[Records from a collection of figures]
■ ■ ■ ■ ■ ■ ■
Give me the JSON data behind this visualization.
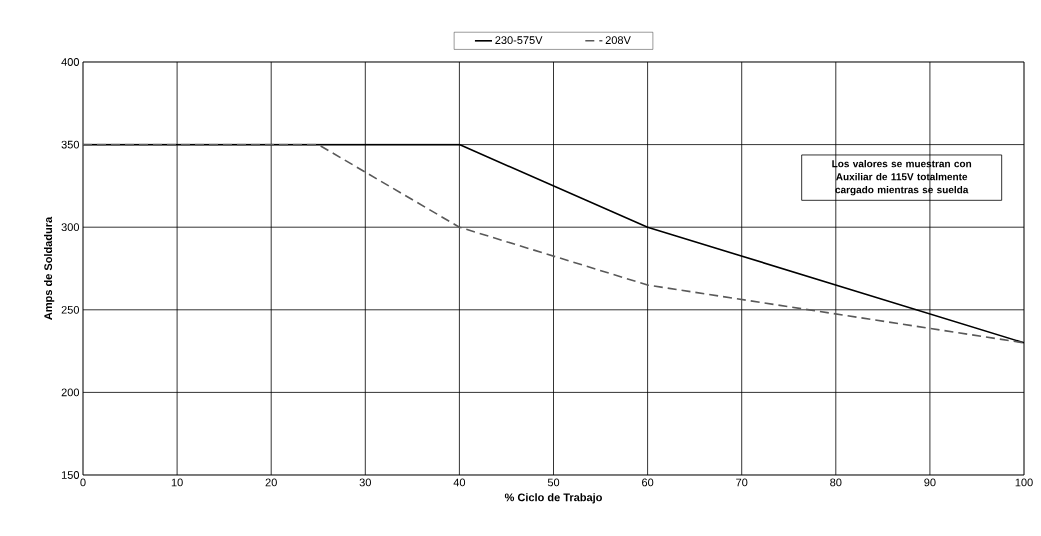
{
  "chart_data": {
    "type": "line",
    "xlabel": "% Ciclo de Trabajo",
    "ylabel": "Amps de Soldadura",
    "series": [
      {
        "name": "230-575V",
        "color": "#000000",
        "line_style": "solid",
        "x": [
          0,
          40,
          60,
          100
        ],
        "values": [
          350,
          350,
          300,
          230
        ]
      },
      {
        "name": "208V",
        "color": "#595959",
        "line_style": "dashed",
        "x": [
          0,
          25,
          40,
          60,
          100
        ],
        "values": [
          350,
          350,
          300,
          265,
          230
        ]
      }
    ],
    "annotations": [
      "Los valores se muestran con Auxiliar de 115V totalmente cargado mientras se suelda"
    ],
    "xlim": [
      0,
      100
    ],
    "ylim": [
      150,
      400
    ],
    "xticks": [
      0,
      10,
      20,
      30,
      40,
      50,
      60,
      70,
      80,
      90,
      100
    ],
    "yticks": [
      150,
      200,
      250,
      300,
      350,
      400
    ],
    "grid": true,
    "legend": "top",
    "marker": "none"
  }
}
■ ■ ■ ■ ■ ■ ■
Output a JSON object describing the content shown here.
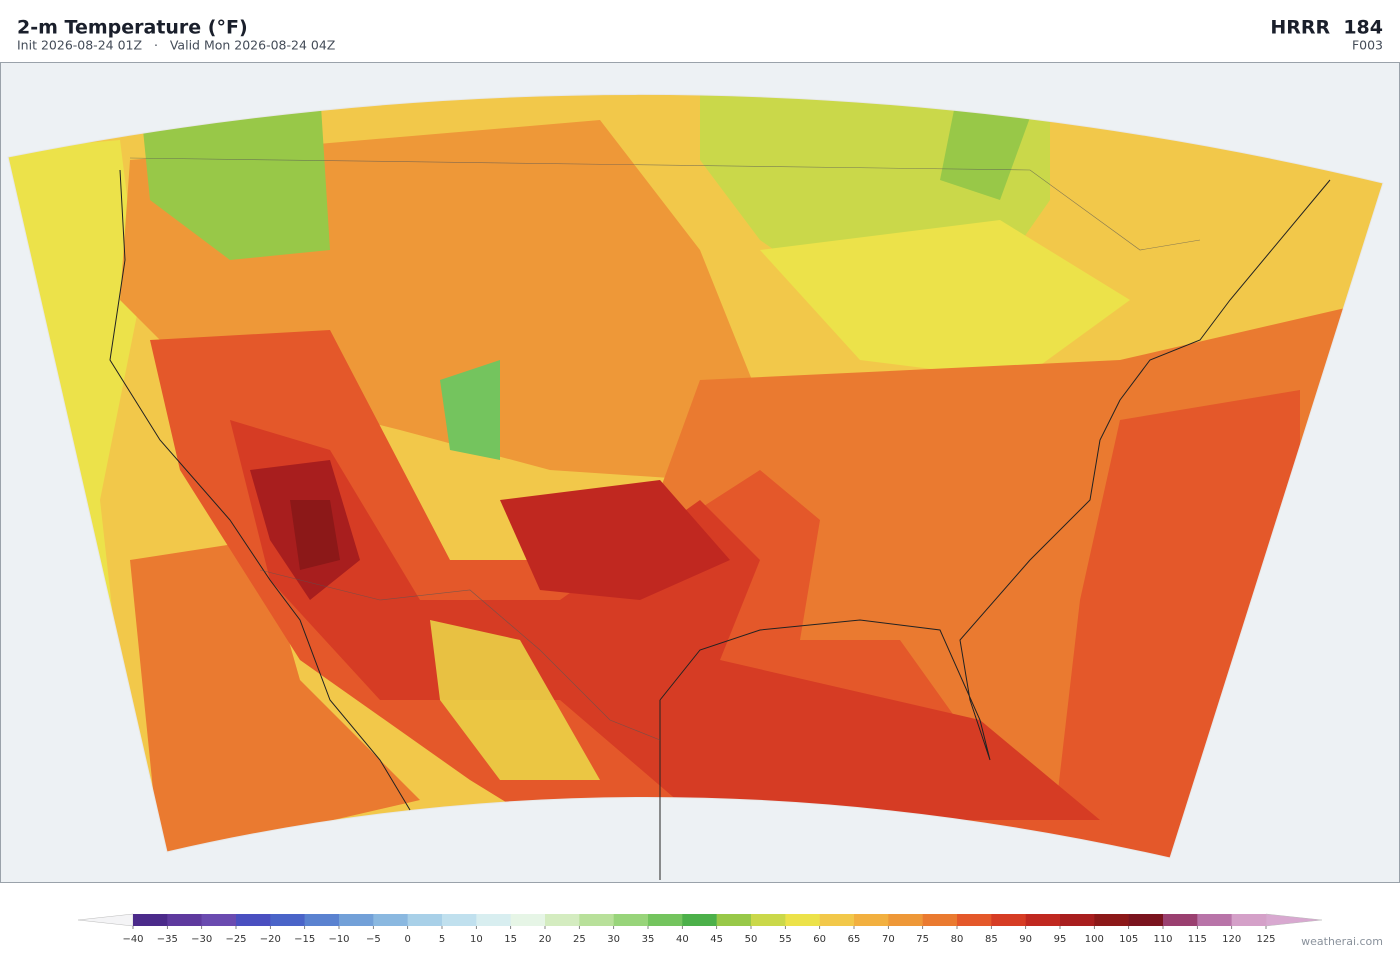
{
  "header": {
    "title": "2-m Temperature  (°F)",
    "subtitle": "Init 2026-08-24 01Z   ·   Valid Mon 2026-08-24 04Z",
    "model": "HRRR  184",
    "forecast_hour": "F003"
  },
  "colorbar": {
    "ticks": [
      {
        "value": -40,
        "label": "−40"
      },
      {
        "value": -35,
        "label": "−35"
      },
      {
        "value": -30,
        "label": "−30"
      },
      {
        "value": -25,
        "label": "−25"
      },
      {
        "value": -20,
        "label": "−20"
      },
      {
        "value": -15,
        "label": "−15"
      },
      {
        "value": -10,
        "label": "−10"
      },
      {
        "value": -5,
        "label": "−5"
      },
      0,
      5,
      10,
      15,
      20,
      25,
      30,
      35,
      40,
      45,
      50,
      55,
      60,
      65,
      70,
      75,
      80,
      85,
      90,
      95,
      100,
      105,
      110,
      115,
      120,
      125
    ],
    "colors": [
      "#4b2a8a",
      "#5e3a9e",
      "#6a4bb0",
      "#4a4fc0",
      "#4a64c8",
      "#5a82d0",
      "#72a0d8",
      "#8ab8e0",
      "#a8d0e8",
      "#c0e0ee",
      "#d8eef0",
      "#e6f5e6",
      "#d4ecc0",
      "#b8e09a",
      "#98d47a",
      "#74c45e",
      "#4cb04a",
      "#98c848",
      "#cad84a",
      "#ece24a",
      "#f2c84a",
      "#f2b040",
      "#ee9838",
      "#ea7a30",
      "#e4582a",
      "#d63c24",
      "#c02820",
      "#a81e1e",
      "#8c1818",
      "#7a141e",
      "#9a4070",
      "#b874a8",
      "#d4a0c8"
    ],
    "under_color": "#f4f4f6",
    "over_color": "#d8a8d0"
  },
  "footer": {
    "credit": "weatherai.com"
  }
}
■ ■ ■ ■ ■ ■ ■
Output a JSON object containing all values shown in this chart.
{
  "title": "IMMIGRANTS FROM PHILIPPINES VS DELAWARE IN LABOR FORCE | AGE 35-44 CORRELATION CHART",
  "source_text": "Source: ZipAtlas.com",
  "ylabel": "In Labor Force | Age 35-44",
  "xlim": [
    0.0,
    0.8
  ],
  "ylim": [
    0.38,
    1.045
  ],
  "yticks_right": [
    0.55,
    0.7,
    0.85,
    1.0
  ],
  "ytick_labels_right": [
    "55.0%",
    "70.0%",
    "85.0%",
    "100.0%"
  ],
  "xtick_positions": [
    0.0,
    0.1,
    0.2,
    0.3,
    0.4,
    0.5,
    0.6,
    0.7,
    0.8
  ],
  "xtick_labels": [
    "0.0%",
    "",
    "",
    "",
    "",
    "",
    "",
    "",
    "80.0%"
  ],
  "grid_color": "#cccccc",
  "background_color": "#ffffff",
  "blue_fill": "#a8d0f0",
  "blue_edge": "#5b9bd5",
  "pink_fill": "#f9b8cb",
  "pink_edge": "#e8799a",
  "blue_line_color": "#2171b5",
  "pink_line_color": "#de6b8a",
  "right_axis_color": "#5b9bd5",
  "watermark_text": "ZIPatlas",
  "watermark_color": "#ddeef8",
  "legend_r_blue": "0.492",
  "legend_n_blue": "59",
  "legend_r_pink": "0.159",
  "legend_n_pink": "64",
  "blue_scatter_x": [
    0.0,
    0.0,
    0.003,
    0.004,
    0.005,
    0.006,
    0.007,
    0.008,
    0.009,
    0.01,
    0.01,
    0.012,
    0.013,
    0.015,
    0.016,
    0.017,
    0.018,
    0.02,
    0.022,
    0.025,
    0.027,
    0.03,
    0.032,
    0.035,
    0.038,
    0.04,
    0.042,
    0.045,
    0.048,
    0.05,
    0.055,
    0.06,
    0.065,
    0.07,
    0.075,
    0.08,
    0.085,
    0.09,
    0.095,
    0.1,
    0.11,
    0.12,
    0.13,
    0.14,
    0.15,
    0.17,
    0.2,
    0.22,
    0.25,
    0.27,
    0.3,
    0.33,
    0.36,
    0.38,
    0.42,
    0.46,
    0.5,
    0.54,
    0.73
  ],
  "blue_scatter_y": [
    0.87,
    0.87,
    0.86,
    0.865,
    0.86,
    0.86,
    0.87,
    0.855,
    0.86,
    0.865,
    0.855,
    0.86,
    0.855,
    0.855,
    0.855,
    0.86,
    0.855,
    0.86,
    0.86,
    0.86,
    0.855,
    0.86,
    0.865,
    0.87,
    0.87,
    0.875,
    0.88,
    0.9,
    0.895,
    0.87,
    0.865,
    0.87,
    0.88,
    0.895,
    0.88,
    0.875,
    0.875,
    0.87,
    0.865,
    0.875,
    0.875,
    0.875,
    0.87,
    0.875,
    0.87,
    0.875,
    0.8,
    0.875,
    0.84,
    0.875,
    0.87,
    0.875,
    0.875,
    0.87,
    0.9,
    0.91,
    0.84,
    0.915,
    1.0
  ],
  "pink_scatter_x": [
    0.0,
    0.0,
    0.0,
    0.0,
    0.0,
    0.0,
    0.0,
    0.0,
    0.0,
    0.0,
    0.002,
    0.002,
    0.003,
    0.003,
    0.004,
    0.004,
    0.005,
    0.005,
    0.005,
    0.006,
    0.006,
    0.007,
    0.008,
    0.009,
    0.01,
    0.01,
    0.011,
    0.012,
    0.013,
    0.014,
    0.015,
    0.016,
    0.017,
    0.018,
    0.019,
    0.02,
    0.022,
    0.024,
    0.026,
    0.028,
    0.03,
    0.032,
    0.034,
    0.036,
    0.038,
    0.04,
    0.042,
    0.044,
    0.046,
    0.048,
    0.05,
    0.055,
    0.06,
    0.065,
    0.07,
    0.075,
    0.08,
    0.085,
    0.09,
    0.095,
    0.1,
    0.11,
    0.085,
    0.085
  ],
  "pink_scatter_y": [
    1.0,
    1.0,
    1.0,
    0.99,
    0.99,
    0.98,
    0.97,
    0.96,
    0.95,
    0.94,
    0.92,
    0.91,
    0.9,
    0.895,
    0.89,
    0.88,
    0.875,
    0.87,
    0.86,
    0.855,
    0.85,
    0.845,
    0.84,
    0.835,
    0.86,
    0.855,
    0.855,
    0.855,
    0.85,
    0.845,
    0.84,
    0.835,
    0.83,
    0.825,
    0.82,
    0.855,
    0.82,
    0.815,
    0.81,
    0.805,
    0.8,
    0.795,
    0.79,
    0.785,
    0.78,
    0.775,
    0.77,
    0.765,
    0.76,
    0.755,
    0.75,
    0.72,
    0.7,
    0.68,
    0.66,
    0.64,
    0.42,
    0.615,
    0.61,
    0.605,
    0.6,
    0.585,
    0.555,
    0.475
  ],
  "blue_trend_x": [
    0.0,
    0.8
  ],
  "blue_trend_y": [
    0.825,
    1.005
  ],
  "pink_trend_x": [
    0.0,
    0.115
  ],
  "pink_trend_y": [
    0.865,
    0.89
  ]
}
■ ■ ■ ■ ■ ■ ■
Task instructions:
Pull out each line of the records holding the string "shown".

Final answer:
Output a JSON object describing the content shown here.
Output a JSON object containing all values shown in this chart.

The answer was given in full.